* [Extracted data]
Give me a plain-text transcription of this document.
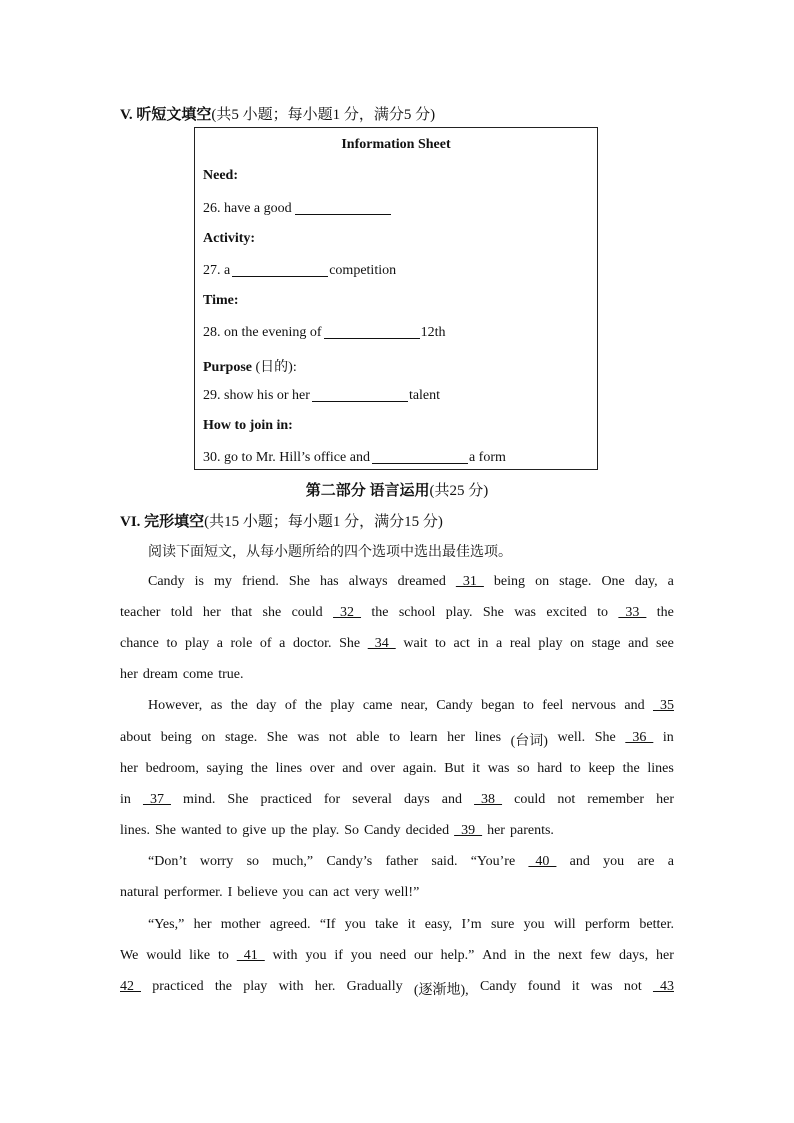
V. 听短文填空(共5 小题；每小题1 分，满分5 分)
Information Sheet
Need:
26. have a good
Activity:
27. a	competition
Time:
28. on the evening of	12th
Purpose (日的):
29. show his or her	talent
How to join in:
30. go to Mr. Hill’s office and	a form
第二部分 语言运用(共25 分)
VI. 完形填空(共15 小题；每小题1 分，满分15 分)
阅读下面短文，从每小题所给的四个选项中选出最佳选项。
Candy is my friend. She has always dreamed 31 being on stage. One day, a
teacher told her that she could 32 the school play. She was excited to 33 the
chance to play a role of a doctor. She 34 wait to act in a real play on stage and see
her dream come true.
However, as the day of the play came near, Candy began to feel nervous and 35
about being on stage. She was not able to learn her lines (台词) well. She 36 in
her bedroom, saying the lines over and over again. But it was so hard to keep the lines
in 37 mind. She practiced for several days and 38 could not remember her
lines. She wanted to give up the play. So Candy decided 39 her parents.
“Don’t worry so much,” Candy’s father said. “You’re 40 and you are a
natural performer. I believe you can act very well!”
“Yes,” her mother agreed. “If you take it easy, I’m sure you will perform better.
We would like to 41 with you if you need our help.” And in the next few days, her
42 practiced the play with her. Gradually (逐渐地), Candy found it was not 43
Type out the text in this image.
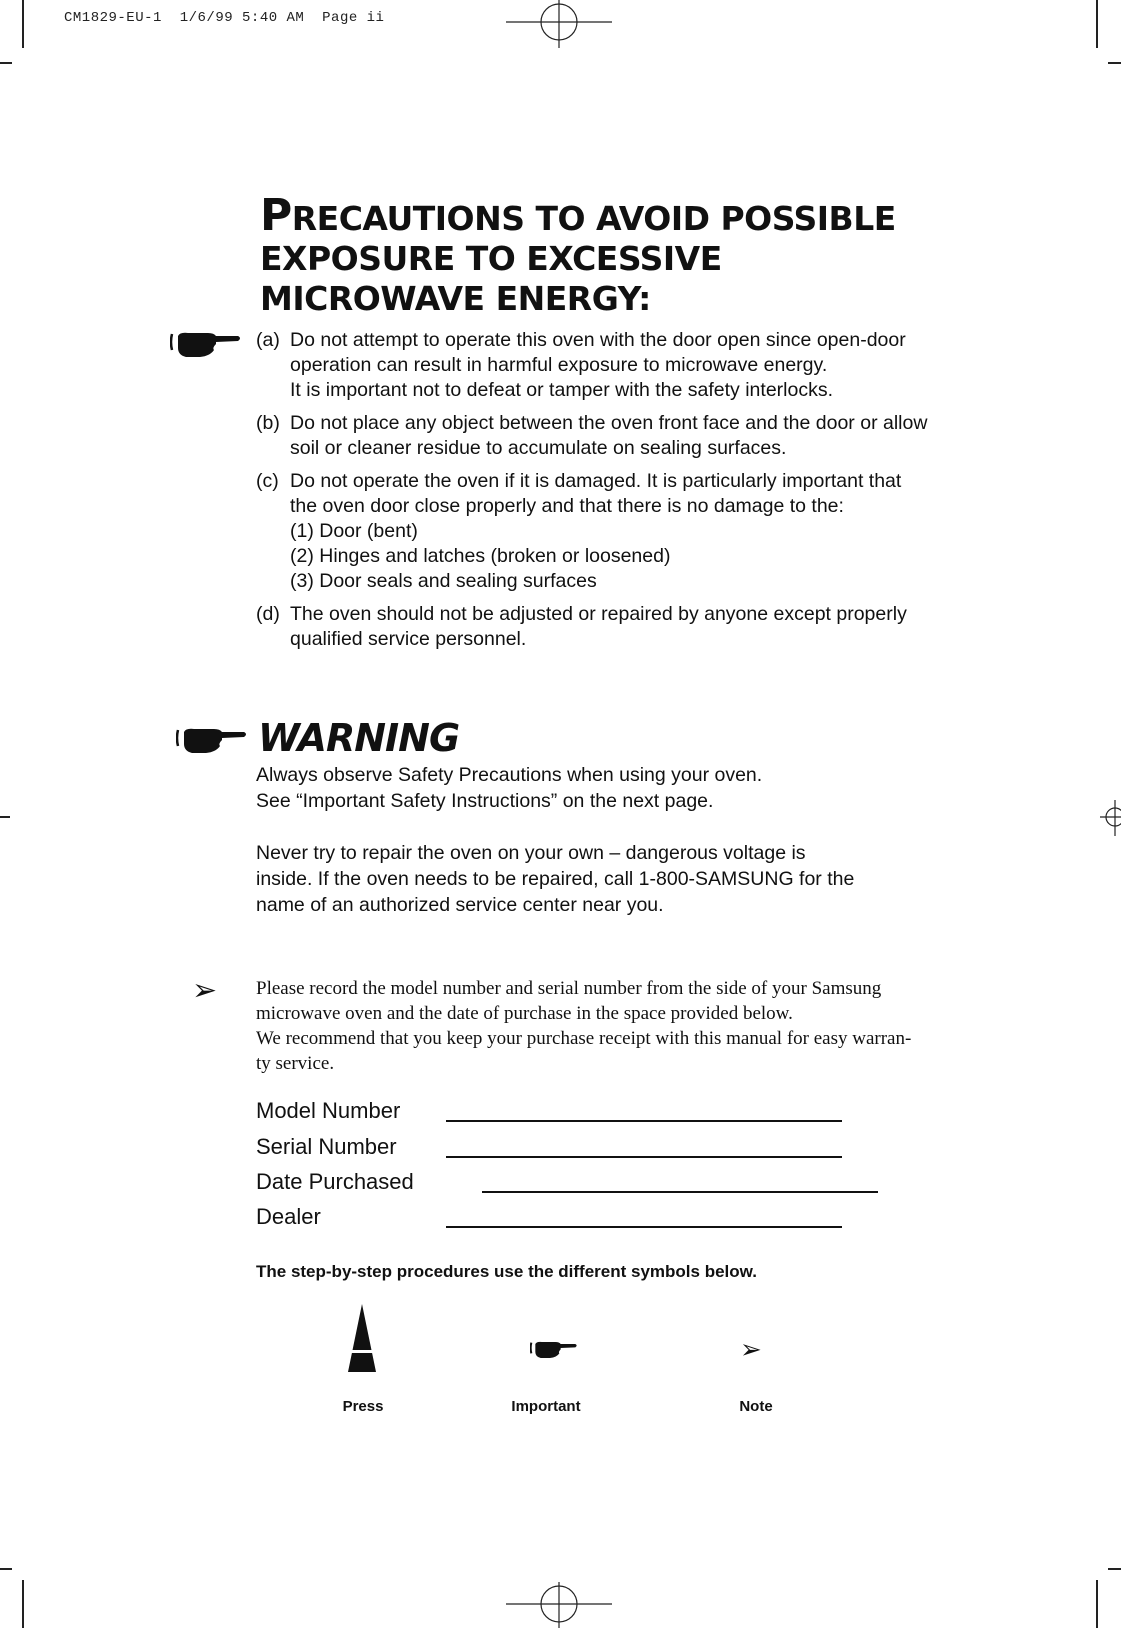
CM1829-EU-1  1/6/99 5:40 AM  Page ii
PRECAUTIONS TO AVOID POSSIBLE
EXPOSURE TO EXCESSIVE
MICROWAVE ENERGY:
(a) Do not attempt to operate this oven with the door open since open-door
operation can result in harmful exposure to microwave energy.
It is important not to defeat or tamper with the safety interlocks.
(b) Do not place any object between the oven front face and the door or allow
soil or cleaner residue to accumulate on sealing surfaces.
(c) Do not operate the oven if it is damaged. It is particularly important that
the oven door close properly and that there is no damage to the:
(1) Door (bent)
(2) Hinges and latches (broken or loosened)
(3) Door seals and sealing surfaces
(d) The oven should not be adjusted or repaired by anyone except properly
qualified service personnel.
WARNING
Always observe Safety Precautions when using your oven.
See “Important Safety Instructions” on the next page.
Never try to repair the oven on your own – dangerous voltage is
inside. If the oven needs to be repaired, call 1-800-SAMSUNG for the
name of an authorized service center near you.
➢ Please record the model number and serial number from the side of your Samsung
microwave oven and the date of purchase in the space provided below.
We recommend that you keep your purchase receipt with this manual for easy warran-
ty service.
Model Number
Serial Number
Date Purchased
Dealer
The step-by-step procedures use the different symbols below.
➢
Press	Important	Note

* [What is being asked]
Repeat each line of the records above exactly, but do not copy the pictures.

* [Solution to this task]
Give me a plain-text transcription of this document.
V. 听短文填空(共5 小题；每小题1 分，满分5 分)
Information Sheet
Need:
26. have a good
Activity:
27. a	competition
Time:
28. on the evening of	12th
Purpose (日的):
29. show his or her	talent
How to join in:
30. go to Mr. Hill’s office and	a form
第二部分 语言运用(共25 分)
VI. 完形填空(共15 小题；每小题1 分，满分15 分)
阅读下面短文，从每小题所给的四个选项中选出最佳选项。
Candy is my friend. She has always dreamed 31 being on stage. One day, a
teacher told her that she could 32 the school play. She was excited to 33 the
chance to play a role of a doctor. She 34 wait to act in a real play on stage and see
her dream come true.
However, as the day of the play came near, Candy began to feel nervous and 35
about being on stage. She was not able to learn her lines (台词) well. She 36 in
her bedroom, saying the lines over and over again. But it was so hard to keep the lines
in 37 mind. She practiced for several days and 38 could not remember her
lines. She wanted to give up the play. So Candy decided 39 her parents.
“Don’t worry so much,” Candy’s father said. “You’re 40 and you are a
natural performer. I believe you can act very well!”
“Yes,” her mother agreed. “If you take it easy, I’m sure you will perform better.
We would like to 41 with you if you need our help.” And in the next few days, her
42 practiced the play with her. Gradually (逐渐地), Candy found it was not 43
Type out the text in this image.
CM1829-EU-1  1/6/99 5:40 AM  Page ii
PRECAUTIONS TO AVOID POSSIBLE
EXPOSURE TO EXCESSIVE
MICROWAVE ENERGY:
(a) Do not attempt to operate this oven with the door open since open-door
operation can result in harmful exposure to microwave energy.
It is important not to defeat or tamper with the safety interlocks.
(b) Do not place any object between the oven front face and the door or allow
soil or cleaner residue to accumulate on sealing surfaces.
(c) Do not operate the oven if it is damaged. It is particularly important that
the oven door close properly and that there is no damage to the:
(1) Door (bent)
(2) Hinges and latches (broken or loosened)
(3) Door seals and sealing surfaces
(d) The oven should not be adjusted or repaired by anyone except properly
qualified service personnel.
WARNING
Always observe Safety Precautions when using your oven.
See “Important Safety Instructions” on the next page.
Never try to repair the oven on your own – dangerous voltage is
inside. If the oven needs to be repaired, call 1-800-SAMSUNG for the
name of an authorized service center near you.
➢ Please record the model number and serial number from the side of your Samsung
microwave oven and the date of purchase in the space provided below.
We recommend that you keep your purchase receipt with this manual for easy warran-
ty service.
Model Number
Serial Number
Date Purchased
Dealer
The step-by-step procedures use the different symbols below.
➢
Press	Important	Note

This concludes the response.